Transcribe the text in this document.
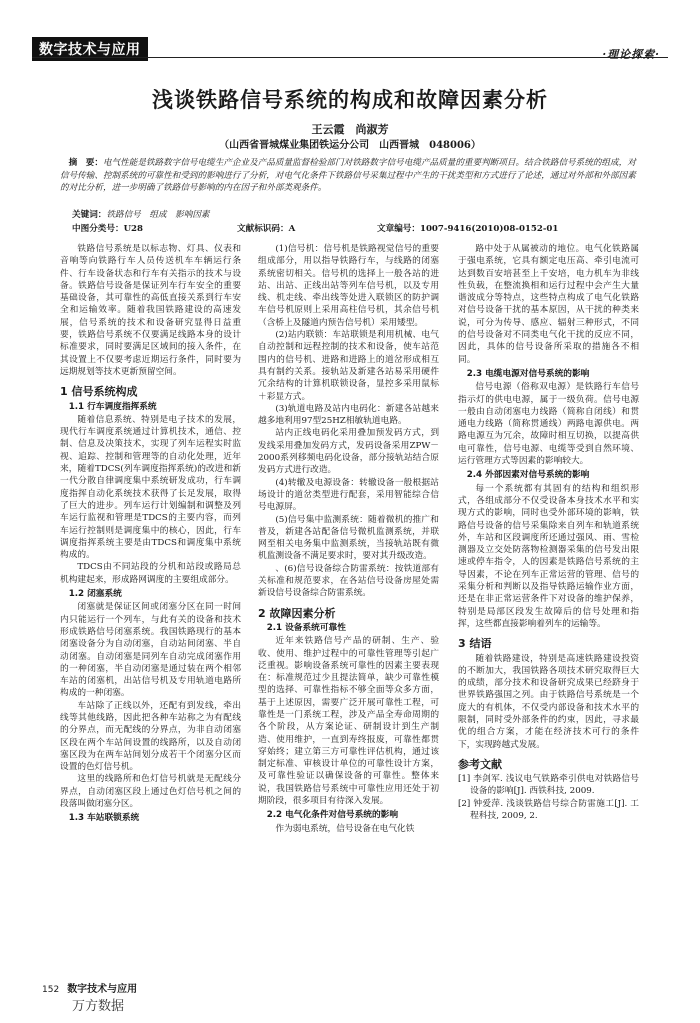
数字技术与应用	·理论探索·
浅谈铁路信号系统的构成和故障因素分析
王云霞　尚淑芳
（山西省晋城煤业集团铁运分公司　山西晋城　048006）
摘　要：电气性能是铁路数字信号电缆生产企业及产品质量监督检验部门对铁路数字信号电缆产品质量的重要判断项目。结合铁路信号系统的组成，对信号传输、控制系统的可靠性和受到的影响进行了分析，对电气化条件下铁路信号采集过程中产生的干扰类型和方式进行了论述，通过对外部和外部因素的对比分析，进一步明确了铁路信号影响的内在因子和外部类观条件。
关键词：铁路信号　组成　影响因素
中图分类号：U28	文献标识码：A	文章编号：1007-9416(2010)08-0152-01

铁路信号系统是以标志物、灯具、仪表和音响等向铁路行车人员传送机车车辆运行条件、行车设备状态和行车有关指示的技术与设备。铁路信号设备是保证列车行车安全的重要基础设备，其可靠性的高低直接关系到行车安全和运输效率。随着我国铁路建设的高速发展，信号系统的技术和设备研究显得日益重要，铁路信号系统不仅要满足线路本身的设计标准要求，同时要满足区域间的接入条件，在其设置上不仅要考虑近期运行条件，同时要为远期规划等技术更新预留空间。

1 信号系统构成
1.1 行车调度指挥系统

随着信息系统、特别是电子技术的发展，现代行车调度系统通过计算机技术，通信、控制、信息及决策技术，实现了列车运程实时监视、追踪、控制和管理等的自动化处理，近年来，随着TDCS(列车调度指挥系统)的改进和新一代分散自律调度集中系统研发成功，行车调度指挥自动化系统技术获得了长足发展，取得了巨大的进步。列车运行计划编制和调整及列车运行监视和管理是TDCS的主要内容，而列车运行控制则是调度集中的核心，因此，行车调度指挥系统主要是由TDCS和调度集中系统构成的。

TDCS由不同站段的分机和站段或路局总机构建起来，形成路网调度的主要组成部分。

1.2 闭塞系统

闭塞就是保证区间或闭塞分区在同一时间内只能运行一个列车，与此有关的设备和技术形成铁路信号闭塞系统。我国铁路现行的基本闭塞设备分为自动闭塞，自动站间闭塞、半自动闭塞。自动闭塞是同列车自动完成闭塞作用的一种闭塞，半自动闭塞是通过装在两个相邻车站的闭塞机，出站信号机及专用轨道电路所构成的一种闭塞。

车站除了正线以外，还配有到发线，牵出线等其他线路，因此把各种车站称之为有配线的分界点，而无配线的分界点，为非自动闭塞区段在两个车站间设置的线路所，以及自动闭塞区段为在两车站间划分成若干个闭塞分区而设置的色灯信号机。

这里的线路所和色灯信号机就是无配线分界点，自动闭塞区段上通过色灯信号机之间的段落叫做闭塞分区。

1.3 车站联锁系统

(1)信号机：信号机是铁路视觉信号的重要组成部分，用以指导铁路行车，与线路的闭塞系统密切相关。信号机的选择上一般各站的进站、出站、正线出站等列车信号机，以及专用线、机走线、牵出线等处进入联锁区的防护调车信号机原则上采用高柱信号机，其余信号机（含桥上及隧道内预告信号机）采用矮型。

(2)站内联锁：车站联锁是利用机械、电气自动控制和远程控制的技术和设备，使车站范围内的信号机、进路和进路上的道岔形成相互具有制约关系。接轨站及新建各站易采用硬件冗余结构的计算机联锁设备，显控多采用鼠标＋彩显方式。

(3)轨道电路及站内电码化：新建各站越来越多地利用97型25HZ相敏轨道电路。

站内正线电码化采用叠加预发码方式，到发线采用叠加发码方式，发码设备采用ZPW－2000系列移频电码化设备，部分接轨站结合原发码方式进行改造。

(4)转辙及电源设备：转辙设备一般根据站场设计的道岔类型进行配套，采用智能综合信号电源屏。

(5)信号集中监测系统：随着微机的推广和普及，新建各站配备信号微机监测系统，并联网至相关电务集中监测系统，当接轨站既有微机监测设备不满足要求时，要对其升级改造。

、(6)信号设备综合防雷系统：按铁道部有关标准和规范要求，在各站信号设备房屋处需新设信号设备综合防雷系统。

2 故障因素分析
2.1 设备系统可靠性

近年来铁路信号产品的研制、生产、验收、使用、维护过程中的可靠性管理等引起广泛重视。影响设备系统可靠性的因素主要表现在：标准规范过少且提法简单，缺少可靠性模型的选择、可靠性指标不够全面等众多方面，基于上述原因，需要广泛开展可靠性工程，可靠性是一门系统工程，涉及产品全寿命周期的各个阶段，从方案论证、研制设计到生产制造、使用维护，一直到寿终报废，可靠性都贯穿始终；建立第三方可靠性评估机构，通过该制定标准、审核设计单位的可靠性设计方案，及可靠性验证以确保设备的可靠性。整体来说，我国铁路信号系统中可靠性应用还处于初期阶段，很多项目有待深入发展。

2.2 电气化条件对信号系统的影响

作为弱电系统，信号设备在电气化铁

路中处于从属被动的地位。电气化铁路属于强电系统，它具有额定电压高、牵引电流可达到数百安培甚至上千安培，电力机车为非线性负载，在整流换相和运行过程中会产生大量谐波成分等特点，这些特点构成了电气化铁路对信号设备干扰的基本原因，从干扰的种类来说，可分为传导、感应、辐射三种形式，不同的信号设备对不同类电气化干扰的反应不同，因此，具体的信号设备所采取的措施各不相同。

2.3 电缆电源对信号系统的影响

信号电源（俗称双电源）是铁路行车信号指示灯的供电电源，属于一级负荷。信号电源一般由自动闭塞电力线路（简称自闭线）和贯通电力线路（简称贯通线）两路电源供电。两路电源互为冗余，故障时相互切换，以提高供电可靠性，信号电源、电缆等受到自然环境、运行管理方式等因素的影响较大。

2.4 外部因素对信号系统的影响

每一个系统都有其固有的结构和组织形式，各组成部分不仅受设备本身技术水平和实现方式的影响，同时也受外部环境的影响，铁路信号设备的信号采集除来自列车和轨道系统外，车站和区段调度所还通过强风、雨、雪检测器及立交处防落物检测器采集的信号发出限速或停车指令，人的因素是铁路信号系统的主导因素，不论在列车正常运营的管理、信号的采集分析和判断以及指导铁路运输作业方面，还是在非正常运营条件下对设备的维护保养，特别是局部区段发生故障后的信号处理和指挥，这些都直接影响着列车的运输等。

3 结语

随着铁路建设，特别是高速铁路建设投资的不断加大，我国铁路各项技术研究取得巨大的成绩，部分技术和设备研究成果已经跻身于世界铁路强国之列。由于铁路信号系统是一个庞大的有机体，不仅受内部设备和技术水平的限制，同时受外部条件的约束，因此，寻求最优的组合方案，才能在经济技术可行的条件下，实现跨越式发展。

参考文献

[1] 李剑军. 浅议电气铁路牵引供电对铁路信号设备的影响[J]. 西铁科技, 2009.

[2] 钟爱萍. 浅谈铁路信号综合防雷施工[J]. 工程科技, 2009, 2.

152 数字技术与应用
万方数据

_____

*WHAT YOU WILL DO*. Reproduce every entry exactly, but omit each picture.

*OUTPUT FOR THIS TASK*.
Transcribe the text in this document.
数字技术与应用	·理论探索·
浅谈铁路信号系统的构成和故障因素分析
王云霞　尚淑芳
（山西省晋城煤业集团铁运分公司　山西晋城　048006）
摘　要：电气性能是铁路数字信号电缆生产企业及产品质量监督检验部门对铁路数字信号电缆产品质量的重要判断项目。结合铁路信号系统的组成，对信号传输、控制系统的可靠性和受到的影响进行了分析，对电气化条件下铁路信号采集过程中产生的干扰类型和方式进行了论述，通过对外部和外部因素的对比分析，进一步明确了铁路信号影响的内在因子和外部类观条件。
关键词：铁路信号　组成　影响因素
中图分类号：U28	文献标识码：A	文章编号：1007-9416(2010)08-0152-01

铁路信号系统是以标志物、灯具、仪表和音响等向铁路行车人员传送机车车辆运行条件、行车设备状态和行车有关指示的技术与设备。铁路信号设备是保证列车行车安全的重要基础设备，其可靠性的高低直接关系到行车安全和运输效率。随着我国铁路建设的高速发展，信号系统的技术和设备研究显得日益重要，铁路信号系统不仅要满足线路本身的设计标准要求，同时要满足区域间的接入条件，在其设置上不仅要考虑近期运行条件，同时要为远期规划等技术更新预留空间。

1 信号系统构成
1.1 行车调度指挥系统

随着信息系统、特别是电子技术的发展，现代行车调度系统通过计算机技术，通信、控制、信息及决策技术，实现了列车运程实时监视、追踪、控制和管理等的自动化处理，近年来，随着TDCS(列车调度指挥系统)的改进和新一代分散自律调度集中系统研发成功，行车调度指挥自动化系统技术获得了长足发展，取得了巨大的进步。列车运行计划编制和调整及列车运行监视和管理是TDCS的主要内容，而列车运行控制则是调度集中的核心，因此，行车调度指挥系统主要是由TDCS和调度集中系统构成的。

TDCS由不同站段的分机和站段或路局总机构建起来，形成路网调度的主要组成部分。

1.2 闭塞系统

闭塞就是保证区间或闭塞分区在同一时间内只能运行一个列车，与此有关的设备和技术形成铁路信号闭塞系统。我国铁路现行的基本闭塞设备分为自动闭塞，自动站间闭塞、半自动闭塞。自动闭塞是同列车自动完成闭塞作用的一种闭塞，半自动闭塞是通过装在两个相邻车站的闭塞机，出站信号机及专用轨道电路所构成的一种闭塞。

车站除了正线以外，还配有到发线，牵出线等其他线路，因此把各种车站称之为有配线的分界点，而无配线的分界点，为非自动闭塞区段在两个车站间设置的线路所，以及自动闭塞区段为在两车站间划分成若干个闭塞分区而设置的色灯信号机。

这里的线路所和色灯信号机就是无配线分界点，自动闭塞区段上通过色灯信号机之间的段落叫做闭塞分区。

1.3 车站联锁系统

(1)信号机：信号机是铁路视觉信号的重要组成部分，用以指导铁路行车，与线路的闭塞系统密切相关。信号机的选择上一般各站的进站、出站、正线出站等列车信号机，以及专用线、机走线、牵出线等处进入联锁区的防护调车信号机原则上采用高柱信号机，其余信号机（含桥上及隧道内预告信号机）采用矮型。

(2)站内联锁：车站联锁是利用机械、电气自动控制和远程控制的技术和设备，使车站范围内的信号机、进路和进路上的道岔形成相互具有制约关系。接轨站及新建各站易采用硬件冗余结构的计算机联锁设备，显控多采用鼠标＋彩显方式。

(3)轨道电路及站内电码化：新建各站越来越多地利用97型25HZ相敏轨道电路。

站内正线电码化采用叠加预发码方式，到发线采用叠加发码方式，发码设备采用ZPW－2000系列移频电码化设备，部分接轨站结合原发码方式进行改造。

(4)转辙及电源设备：转辙设备一般根据站场设计的道岔类型进行配套，采用智能综合信号电源屏。

(5)信号集中监测系统：随着微机的推广和普及，新建各站配备信号微机监测系统，并联网至相关电务集中监测系统，当接轨站既有微机监测设备不满足要求时，要对其升级改造。

、(6)信号设备综合防雷系统：按铁道部有关标准和规范要求，在各站信号设备房屋处需新设信号设备综合防雷系统。

2 故障因素分析
2.1 设备系统可靠性

近年来铁路信号产品的研制、生产、验收、使用、维护过程中的可靠性管理等引起广泛重视。影响设备系统可靠性的因素主要表现在：标准规范过少且提法简单，缺少可靠性模型的选择、可靠性指标不够全面等众多方面，基于上述原因，需要广泛开展可靠性工程，可靠性是一门系统工程，涉及产品全寿命周期的各个阶段，从方案论证、研制设计到生产制造、使用维护，一直到寿终报废，可靠性都贯穿始终；建立第三方可靠性评估机构，通过该制定标准、审核设计单位的可靠性设计方案，及可靠性验证以确保设备的可靠性。整体来说，我国铁路信号系统中可靠性应用还处于初期阶段，很多项目有待深入发展。

2.2 电气化条件对信号系统的影响

作为弱电系统，信号设备在电气化铁

路中处于从属被动的地位。电气化铁路属于强电系统，它具有额定电压高、牵引电流可达到数百安培甚至上千安培，电力机车为非线性负载，在整流换相和运行过程中会产生大量谐波成分等特点，这些特点构成了电气化铁路对信号设备干扰的基本原因，从干扰的种类来说，可分为传导、感应、辐射三种形式，不同的信号设备对不同类电气化干扰的反应不同，因此，具体的信号设备所采取的措施各不相同。

2.3 电缆电源对信号系统的影响

信号电源（俗称双电源）是铁路行车信号指示灯的供电电源，属于一级负荷。信号电源一般由自动闭塞电力线路（简称自闭线）和贯通电力线路（简称贯通线）两路电源供电。两路电源互为冗余，故障时相互切换，以提高供电可靠性，信号电源、电缆等受到自然环境、运行管理方式等因素的影响较大。

2.4 外部因素对信号系统的影响

每一个系统都有其固有的结构和组织形式，各组成部分不仅受设备本身技术水平和实现方式的影响，同时也受外部环境的影响，铁路信号设备的信号采集除来自列车和轨道系统外，车站和区段调度所还通过强风、雨、雪检测器及立交处防落物检测器采集的信号发出限速或停车指令，人的因素是铁路信号系统的主导因素，不论在列车正常运营的管理、信号的采集分析和判断以及指导铁路运输作业方面，还是在非正常运营条件下对设备的维护保养，特别是局部区段发生故障后的信号处理和指挥，这些都直接影响着列车的运输等。

3 结语

随着铁路建设，特别是高速铁路建设投资的不断加大，我国铁路各项技术研究取得巨大的成绩，部分技术和设备研究成果已经跻身于世界铁路强国之列。由于铁路信号系统是一个庞大的有机体，不仅受内部设备和技术水平的限制，同时受外部条件的约束，因此，寻求最优的组合方案，才能在经济技术可行的条件下，实现跨越式发展。

参考文献

[1] 李剑军. 浅议电气铁路牵引供电对铁路信号设备的影响[J]. 西铁科技, 2009.

[2] 钟爱萍. 浅谈铁路信号综合防雷施工[J]. 工程科技, 2009, 2.

152 数字技术与应用
万方数据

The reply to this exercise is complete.